Written instruction.
Below is a block of records; reproduce all of them exactly and leave out any pictures.
————
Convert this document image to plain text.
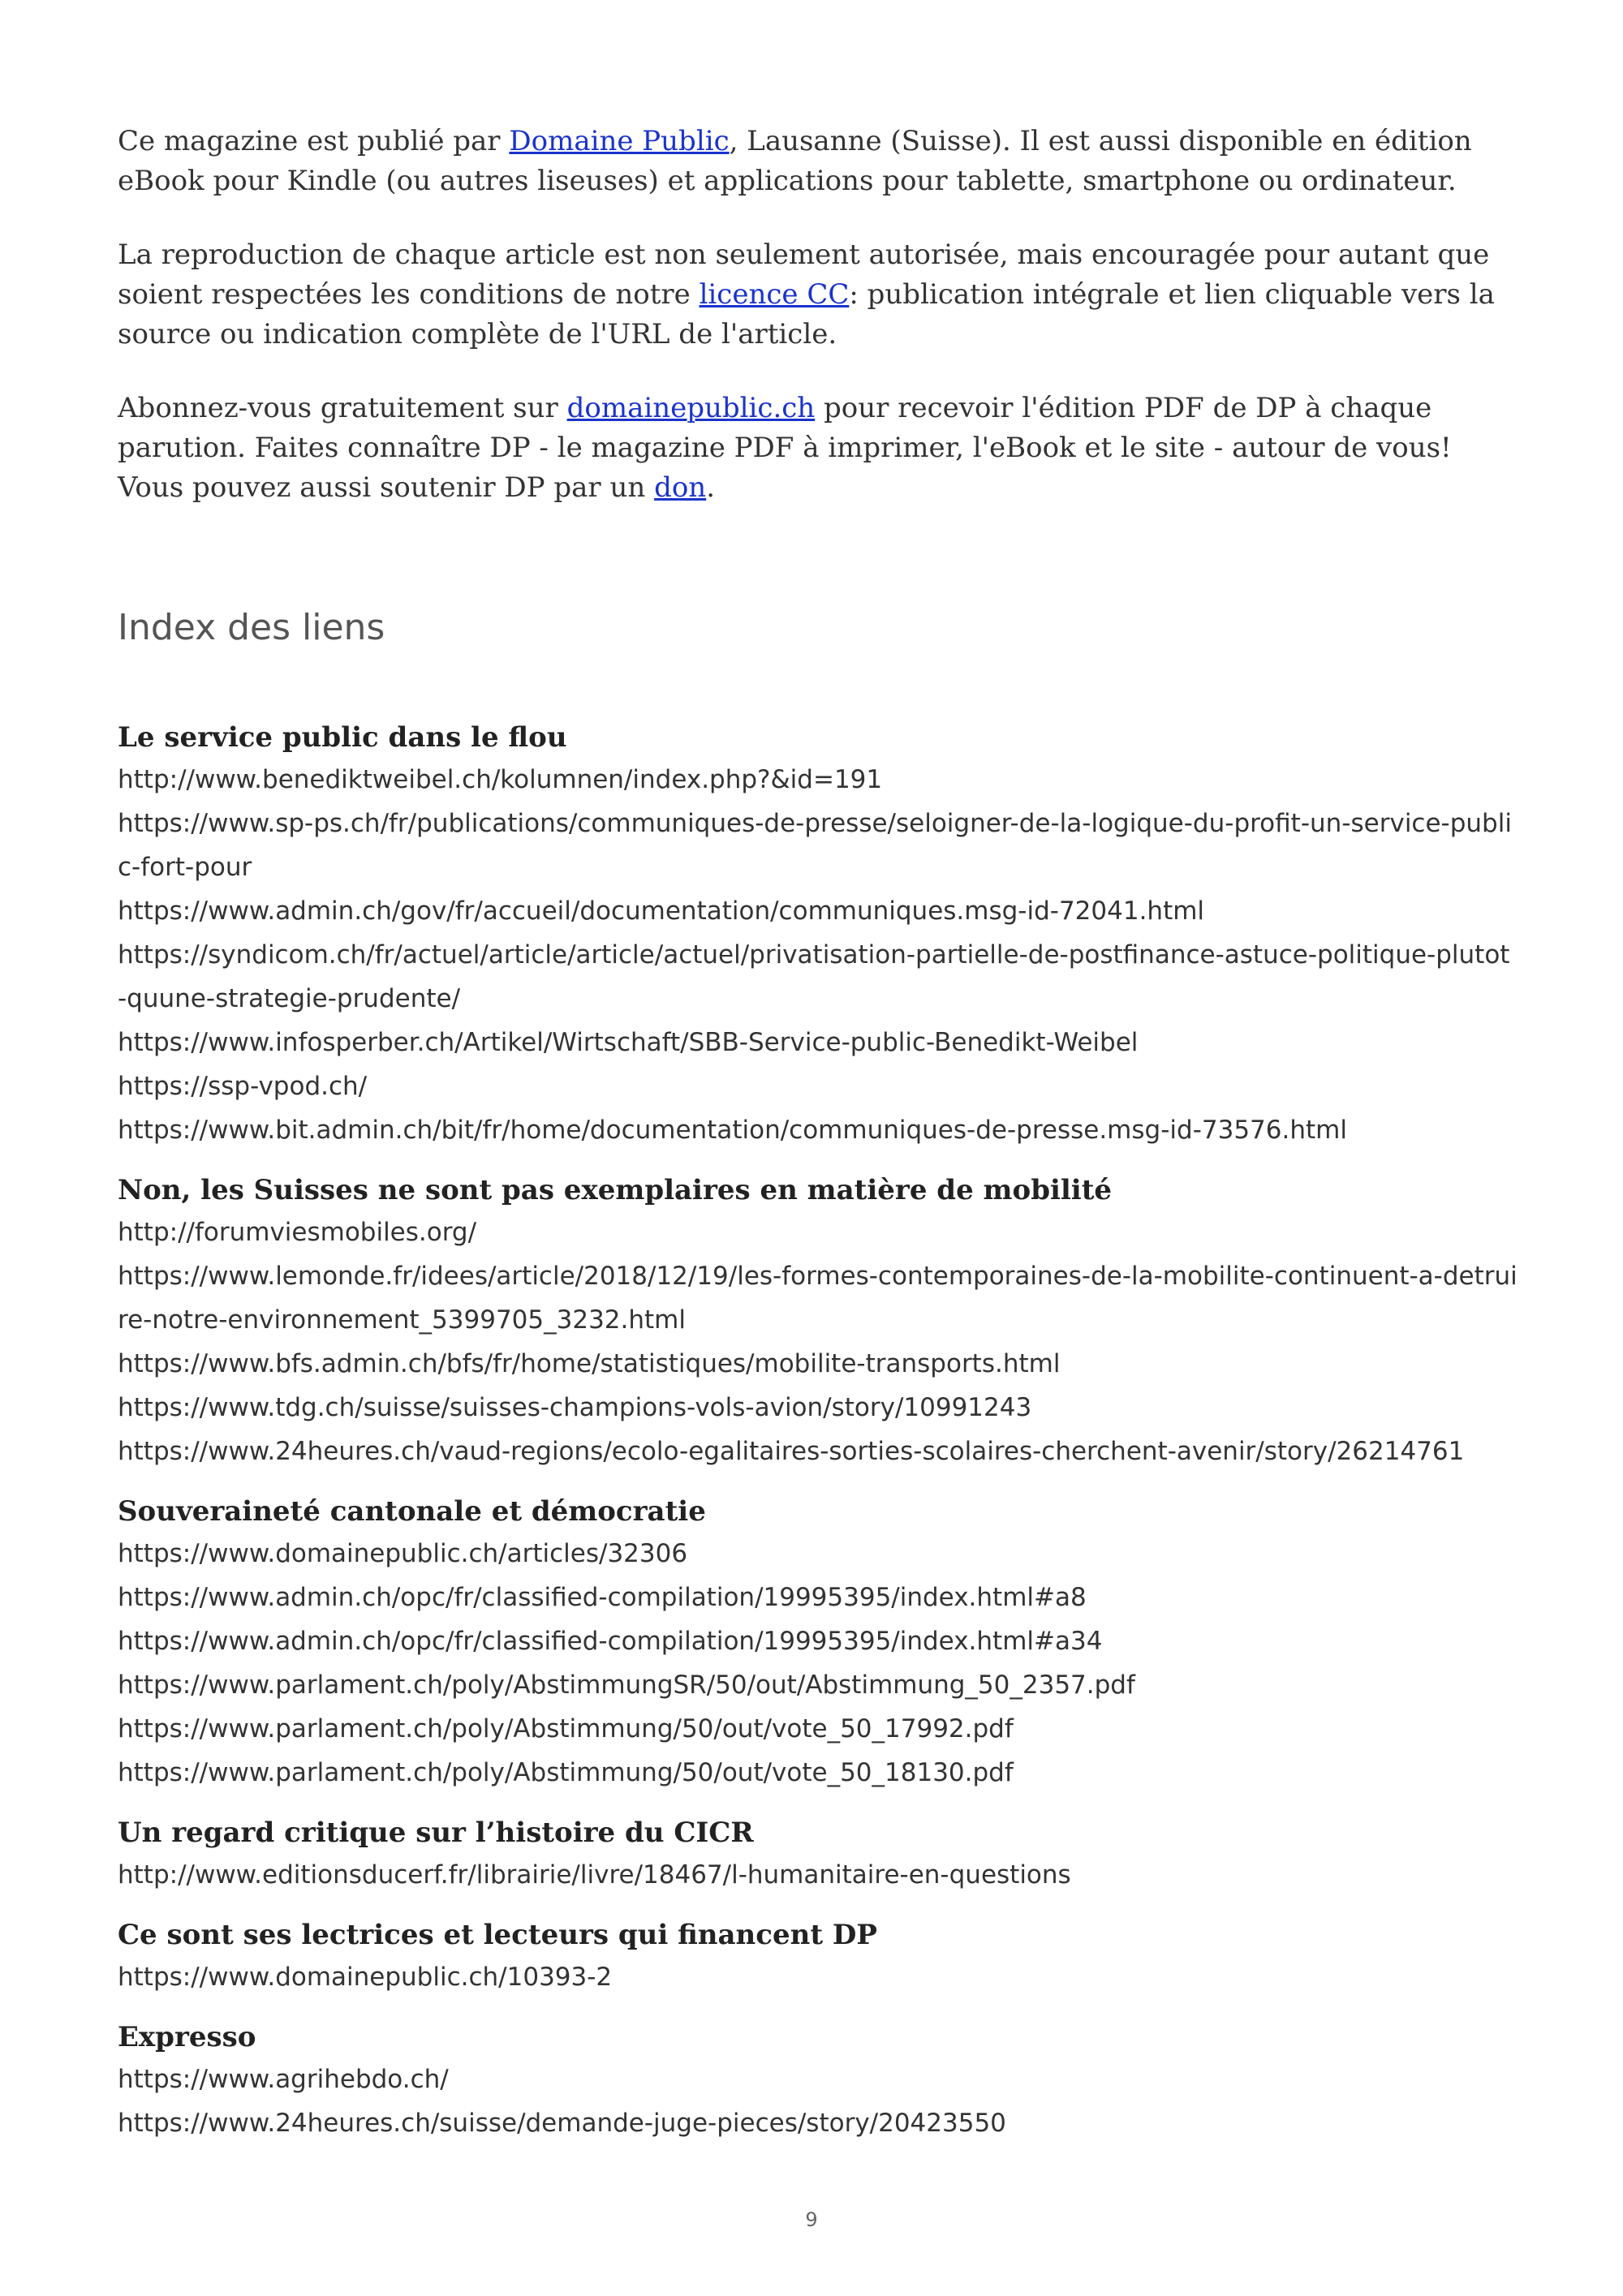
Ce magazine est publié par Domaine Public, Lausanne (Suisse). Il est aussi disponible en édition eBook pour Kindle (ou autres liseuses) et applications pour tablette, smartphone ou ordinateur.

La reproduction de chaque article est non seulement autorisée, mais encouragée pour autant que soient respectées les conditions de notre licence CC: publication intégrale et lien cliquable vers la source ou indication complète de l'URL de l'article.

Abonnez-vous gratuitement sur domainepublic.ch pour recevoir l'édition PDF de DP à chaque parution. Faites connaître DP - le magazine PDF à imprimer, l'eBook et le site - autour de vous! Vous pouvez aussi soutenir DP par un don.

Index des liens
Le service public dans le flou
http://www.benediktweibel.ch/kolumnen/index.php?&id=191
https://www.sp-ps.ch/fr/publications/communiques-de-presse/seloigner-de-la-logique-du-profit-un-service-public-fort-pour
https://www.admin.ch/gov/fr/accueil/documentation/communiques.msg-id-72041.html
https://syndicom.ch/fr/actuel/article/article/actuel/privatisation-partielle-de-postfinance-astuce-politique-plutot-quune-strategie-prudente/
https://www.infosperber.ch/Artikel/Wirtschaft/SBB-Service-public-Benedikt-Weibel
https://ssp-vpod.ch/
https://www.bit.admin.ch/bit/fr/home/documentation/communiques-de-presse.msg-id-73576.html
Non, les Suisses ne sont pas exemplaires en matière de mobilité
http://forumviesmobiles.org/
https://www.lemonde.fr/idees/article/2018/12/19/les-formes-contemporaines-de-la-mobilite-continuent-a-detruire-notre-environnement_5399705_3232.html
https://www.bfs.admin.ch/bfs/fr/home/statistiques/mobilite-transports.html
https://www.tdg.ch/suisse/suisses-champions-vols-avion/story/10991243
https://www.24heures.ch/vaud-regions/ecolo-egalitaires-sorties-scolaires-cherchent-avenir/story/26214761
Souveraineté cantonale et démocratie
https://www.domainepublic.ch/articles/32306
https://www.admin.ch/opc/fr/classified-compilation/19995395/index.html#a8
https://www.admin.ch/opc/fr/classified-compilation/19995395/index.html#a34
https://www.parlament.ch/poly/AbstimmungSR/50/out/Abstimmung_50_2357.pdf
https://www.parlament.ch/poly/Abstimmung/50/out/vote_50_17992.pdf
https://www.parlament.ch/poly/Abstimmung/50/out/vote_50_18130.pdf
Un regard critique sur l’histoire du CICR
http://www.editionsducerf.fr/librairie/livre/18467/l-humanitaire-en-questions
Ce sont ses lectrices et lecteurs qui financent DP
https://www.domainepublic.ch/10393-2
Expresso
https://www.agrihebdo.ch/
https://www.24heures.ch/suisse/demande-juge-pieces/story/20423550
9
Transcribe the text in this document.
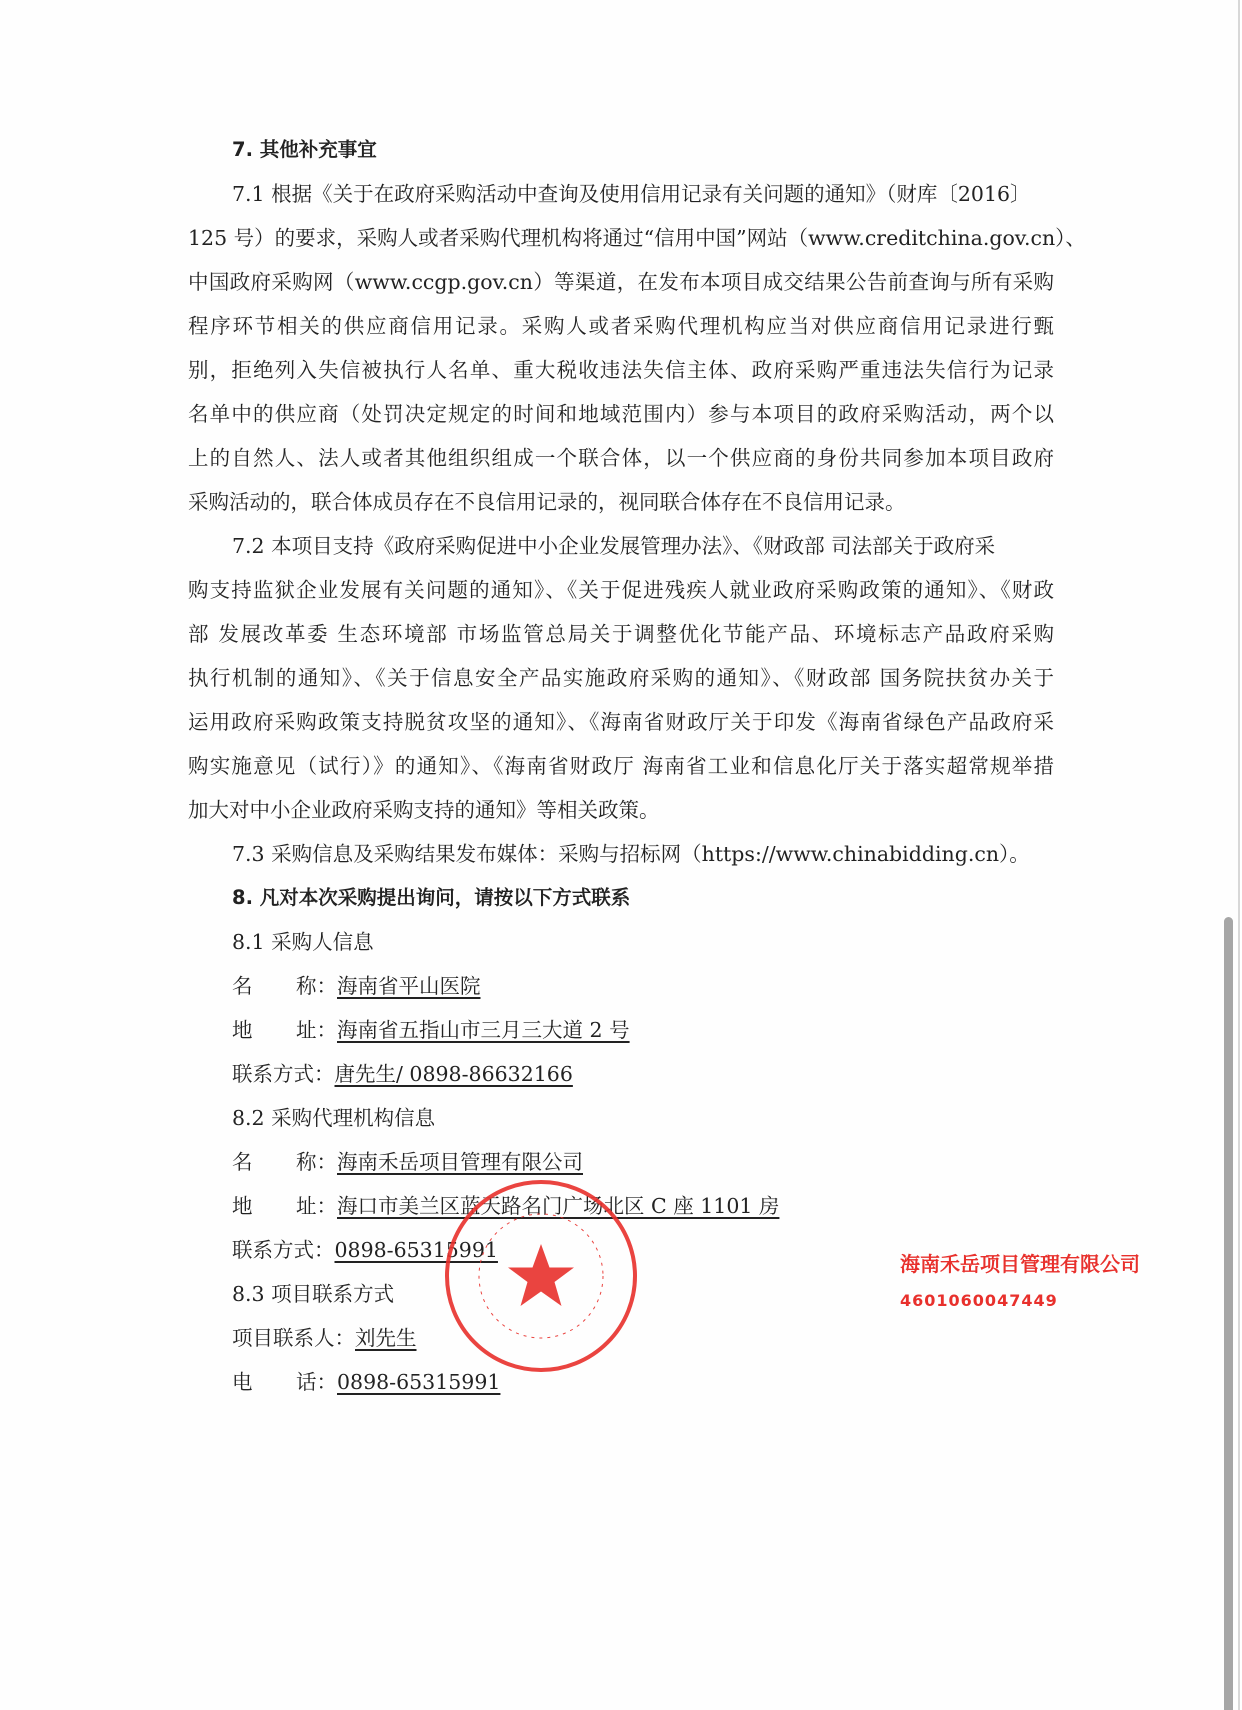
7. 其他补充事宜
7.1 根据《关于在政府采购活动中查询及使用信用记录有关问题的通知》（财库〔2016〕
125 号）的要求，采购人或者采购代理机构将通过“信用中国”网站（www.creditchina.gov.cn）、
中国政府采购网（www.ccgp.gov.cn）等渠道，在发布本项目成交结果公告前查询与所有采购
程序环节相关的供应商信用记录。采购人或者采购代理机构应当对供应商信用记录进行甄
别，拒绝列入失信被执行人名单、重大税收违法失信主体、政府采购严重违法失信行为记录
名单中的供应商（处罚决定规定的时间和地域范围内）参与本项目的政府采购活动，两个以
上的自然人、法人或者其他组织组成一个联合体，以一个供应商的身份共同参加本项目政府
采购活动的，联合体成员存在不良信用记录的，视同联合体存在不良信用记录。
7.2 本项目支持《政府采购促进中小企业发展管理办法》、《财政部 司法部关于政府采
购支持监狱企业发展有关问题的通知》、《关于促进残疾人就业政府采购政策的通知》、《财政
部 发展改革委 生态环境部 市场监管总局关于调整优化节能产品、环境标志产品政府采购
执行机制的通知》、《关于信息安全产品实施政府采购的通知》、《财政部 国务院扶贫办关于
运用政府采购政策支持脱贫攻坚的通知》、《海南省财政厅关于印发《海南省绿色产品政府采
购实施意见（试行）》的通知》、《海南省财政厅 海南省工业和信息化厅关于落实超常规举措
加大对中小企业政府采购支持的通知》等相关政策。
7.3 采购信息及采购结果发布媒体：采购与招标网（https://www.chinabidding.cn）。
8. 凡对本次采购提出询问，请按以下方式联系
8.1 采购人信息
名 称：海南省平山医院
地 址：海南省五指山市三月三大道 2 号
联系方式：唐先生/ 0898-86632166
8.2 采购代理机构信息
名 称：海南禾岳项目管理有限公司
地 址：海口市美兰区蓝天路名门广场北区 C 座 1101 房
联系方式：0898-65315991
8.3 项目联系方式
项目联系人：刘先生
电 话：0898-65315991
海南禾岳项目管理有限公司
4601060047449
————
Answer for the task.
Convert this document image to plain text.
Ce magazine est publié par Domaine Public, Lausanne (Suisse). Il est aussi disponible en édition eBook pour Kindle (ou autres liseuses) et applications pour tablette, smartphone ou ordinateur.

La reproduction de chaque article est non seulement autorisée, mais encouragée pour autant que soient respectées les conditions de notre licence CC: publication intégrale et lien cliquable vers la source ou indication complète de l'URL de l'article.

Abonnez-vous gratuitement sur domainepublic.ch pour recevoir l'édition PDF de DP à chaque parution. Faites connaître DP - le magazine PDF à imprimer, l'eBook et le site - autour de vous! Vous pouvez aussi soutenir DP par un don.

Index des liens
Le service public dans le flou
http://www.benediktweibel.ch/kolumnen/index.php?&id=191
https://www.sp-ps.ch/fr/publications/communiques-de-presse/seloigner-de-la-logique-du-profit-un-service-public-fort-pour
https://www.admin.ch/gov/fr/accueil/documentation/communiques.msg-id-72041.html
https://syndicom.ch/fr/actuel/article/article/actuel/privatisation-partielle-de-postfinance-astuce-politique-plutot-quune-strategie-prudente/
https://www.infosperber.ch/Artikel/Wirtschaft/SBB-Service-public-Benedikt-Weibel
https://ssp-vpod.ch/
https://www.bit.admin.ch/bit/fr/home/documentation/communiques-de-presse.msg-id-73576.html
Non, les Suisses ne sont pas exemplaires en matière de mobilité
http://forumviesmobiles.org/
https://www.lemonde.fr/idees/article/2018/12/19/les-formes-contemporaines-de-la-mobilite-continuent-a-detruire-notre-environnement_5399705_3232.html
https://www.bfs.admin.ch/bfs/fr/home/statistiques/mobilite-transports.html
https://www.tdg.ch/suisse/suisses-champions-vols-avion/story/10991243
https://www.24heures.ch/vaud-regions/ecolo-egalitaires-sorties-scolaires-cherchent-avenir/story/26214761
Souveraineté cantonale et démocratie
https://www.domainepublic.ch/articles/32306
https://www.admin.ch/opc/fr/classified-compilation/19995395/index.html#a8
https://www.admin.ch/opc/fr/classified-compilation/19995395/index.html#a34
https://www.parlament.ch/poly/AbstimmungSR/50/out/Abstimmung_50_2357.pdf
https://www.parlament.ch/poly/Abstimmung/50/out/vote_50_17992.pdf
https://www.parlament.ch/poly/Abstimmung/50/out/vote_50_18130.pdf
Un regard critique sur l’histoire du CICR
http://www.editionsducerf.fr/librairie/livre/18467/l-humanitaire-en-questions
Ce sont ses lectrices et lecteurs qui financent DP
https://www.domainepublic.ch/10393-2
Expresso
https://www.agrihebdo.ch/
https://www.24heures.ch/suisse/demande-juge-pieces/story/20423550
9
Transcribe the text in this document.
7. 其他补充事宜
7.1 根据《关于在政府采购活动中查询及使用信用记录有关问题的通知》（财库〔2016〕
125 号）的要求，采购人或者采购代理机构将通过“信用中国”网站（www.creditchina.gov.cn）、
中国政府采购网（www.ccgp.gov.cn）等渠道，在发布本项目成交结果公告前查询与所有采购
程序环节相关的供应商信用记录。采购人或者采购代理机构应当对供应商信用记录进行甄
别，拒绝列入失信被执行人名单、重大税收违法失信主体、政府采购严重违法失信行为记录
名单中的供应商（处罚决定规定的时间和地域范围内）参与本项目的政府采购活动，两个以
上的自然人、法人或者其他组织组成一个联合体，以一个供应商的身份共同参加本项目政府
采购活动的，联合体成员存在不良信用记录的，视同联合体存在不良信用记录。
7.2 本项目支持《政府采购促进中小企业发展管理办法》、《财政部 司法部关于政府采
购支持监狱企业发展有关问题的通知》、《关于促进残疾人就业政府采购政策的通知》、《财政
部 发展改革委 生态环境部 市场监管总局关于调整优化节能产品、环境标志产品政府采购
执行机制的通知》、《关于信息安全产品实施政府采购的通知》、《财政部 国务院扶贫办关于
运用政府采购政策支持脱贫攻坚的通知》、《海南省财政厅关于印发《海南省绿色产品政府采
购实施意见（试行）》的通知》、《海南省财政厅 海南省工业和信息化厅关于落实超常规举措
加大对中小企业政府采购支持的通知》等相关政策。
7.3 采购信息及采购结果发布媒体：采购与招标网（https://www.chinabidding.cn）。
8. 凡对本次采购提出询问，请按以下方式联系
8.1 采购人信息
名 称：海南省平山医院
地 址：海南省五指山市三月三大道 2 号
联系方式：唐先生/ 0898-86632166
8.2 采购代理机构信息
名 称：海南禾岳项目管理有限公司
地 址：海口市美兰区蓝天路名门广场北区 C 座 1101 房
联系方式：0898-65315991
8.3 项目联系方式
项目联系人：刘先生
电 话：0898-65315991
海南禾岳项目管理有限公司
4601060047449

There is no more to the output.